# REQUIRED TASK
Count, in the entries, the lines with "Hathaway". Answer with the number only.
★ ★ ★
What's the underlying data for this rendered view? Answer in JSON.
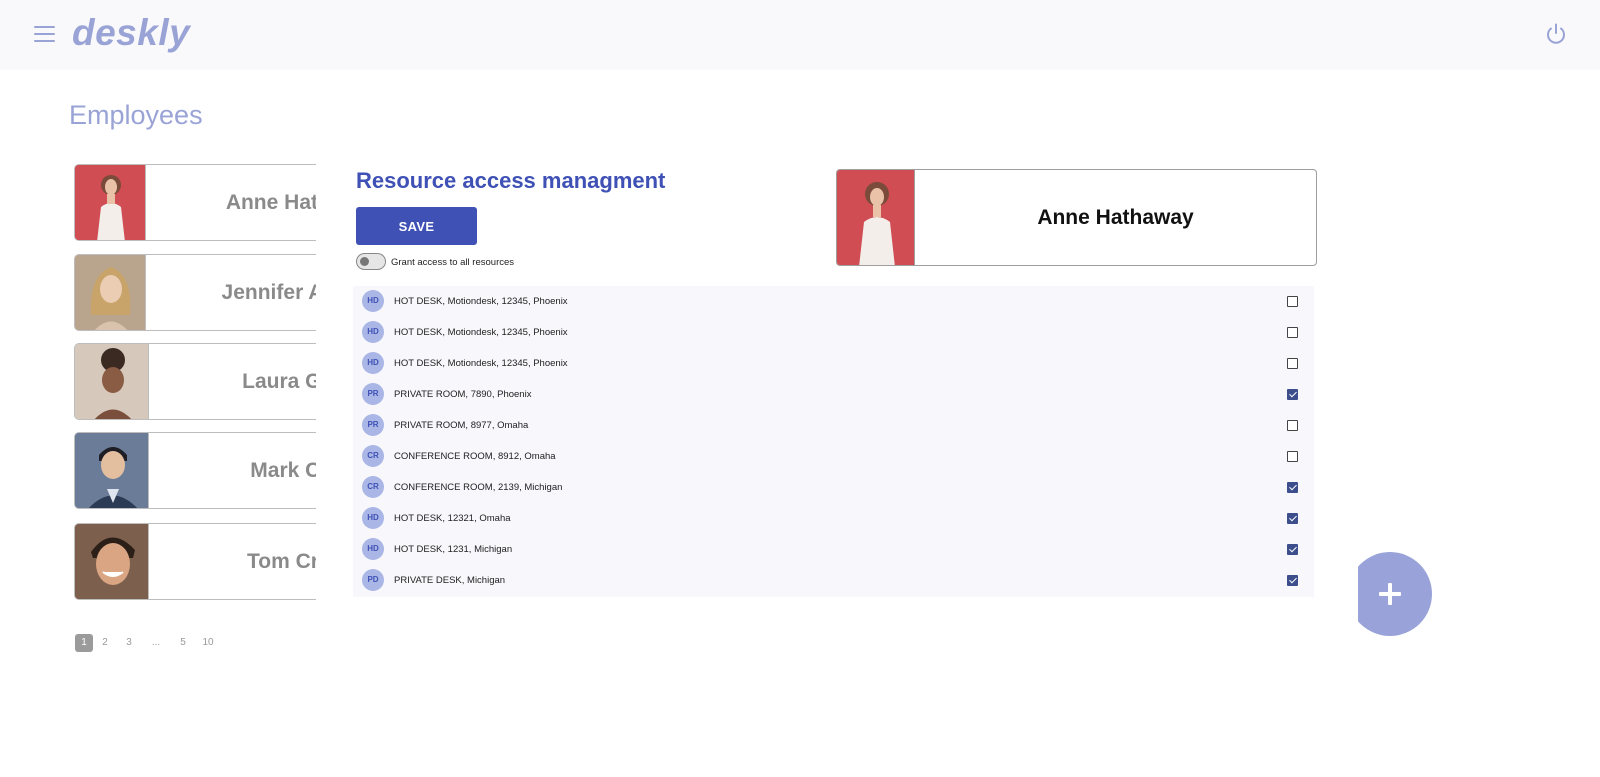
{
  "app": {
    "logo": "deskly"
  },
  "header": {
    "menu_icon": "hamburger-menu-icon",
    "power_icon": "power-icon"
  },
  "page": {
    "title": "Employees"
  },
  "employees": [
    {
      "name": "Anne Hathaway",
      "photo_bg": "#c94148"
    },
    {
      "name": "Jennifer Aniston",
      "photo_bg": "#b9a58e"
    },
    {
      "name": "Laura Green",
      "photo_bg": "#cdbfb2"
    },
    {
      "name": "Mark Clark",
      "photo_bg": "#5b6e8c"
    },
    {
      "name": "Tom Cruise",
      "photo_bg": "#8a6a55"
    }
  ],
  "pagination": {
    "pages": [
      "1",
      "2",
      "3",
      "...",
      "5",
      "10"
    ],
    "active": "1"
  },
  "dialog": {
    "title": "Resource access managment",
    "save_label": "SAVE",
    "grant_all_label": "Grant access to all resources",
    "grant_all_checked": false
  },
  "selected_employee": {
    "name": "Anne Hathaway"
  },
  "resources": [
    {
      "badge": "HD",
      "label": "HOT DESK, Motiondesk, 12345, Phoenix",
      "checked": false
    },
    {
      "badge": "HD",
      "label": "HOT DESK, Motiondesk, 12345, Phoenix",
      "checked": false
    },
    {
      "badge": "HD",
      "label": "HOT DESK, Motiondesk, 12345, Phoenix",
      "checked": false
    },
    {
      "badge": "PR",
      "label": "PRIVATE ROOM, 7890, Phoenix",
      "checked": true
    },
    {
      "badge": "PR",
      "label": "PRIVATE ROOM, 8977, Omaha",
      "checked": false
    },
    {
      "badge": "CR",
      "label": "CONFERENCE ROOM, 8912, Omaha",
      "checked": false
    },
    {
      "badge": "CR",
      "label": "CONFERENCE ROOM, 2139, Michigan",
      "checked": true
    },
    {
      "badge": "HD",
      "label": "HOT DESK, 12321, Omaha",
      "checked": true
    },
    {
      "badge": "HD",
      "label": "HOT DESK, 1231, Michigan",
      "checked": true
    },
    {
      "badge": "PD",
      "label": "PRIVATE DESK, Michigan",
      "checked": true
    }
  ],
  "fab": {
    "icon": "plus-icon"
  },
  "colors": {
    "brand": "#9aa3d6",
    "primary": "#3f51b5",
    "checkbox_checked": "#3c4f8c"
  }
}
★ ★ ★
# WRITTEN REPLY
2